+++ Provided information +++

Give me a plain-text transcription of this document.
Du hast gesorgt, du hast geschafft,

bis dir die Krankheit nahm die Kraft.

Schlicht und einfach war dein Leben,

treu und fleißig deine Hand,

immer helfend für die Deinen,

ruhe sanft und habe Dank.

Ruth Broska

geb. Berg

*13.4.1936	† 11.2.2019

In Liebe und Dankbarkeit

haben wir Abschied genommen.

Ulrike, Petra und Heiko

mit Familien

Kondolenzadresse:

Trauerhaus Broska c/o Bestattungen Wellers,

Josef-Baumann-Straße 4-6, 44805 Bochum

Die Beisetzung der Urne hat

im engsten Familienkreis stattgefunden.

+++

Activity:
Output the whole listing again, keeping every line identical.

Task result:
Give me a plain-text transcription of this document.
Du hast gesorgt, du hast geschafft,

bis dir die Krankheit nahm die Kraft.

Schlicht und einfach war dein Leben,

treu und fleißig deine Hand,

immer helfend für die Deinen,

ruhe sanft und habe Dank.

Ruth Broska

geb. Berg

*13.4.1936	† 11.2.2019

In Liebe und Dankbarkeit

haben wir Abschied genommen.

Ulrike, Petra und Heiko

mit Familien

Kondolenzadresse:

Trauerhaus Broska c/o Bestattungen Wellers,

Josef-Baumann-Straße 4-6, 44805 Bochum

Die Beisetzung der Urne hat

im engsten Familienkreis stattgefunden.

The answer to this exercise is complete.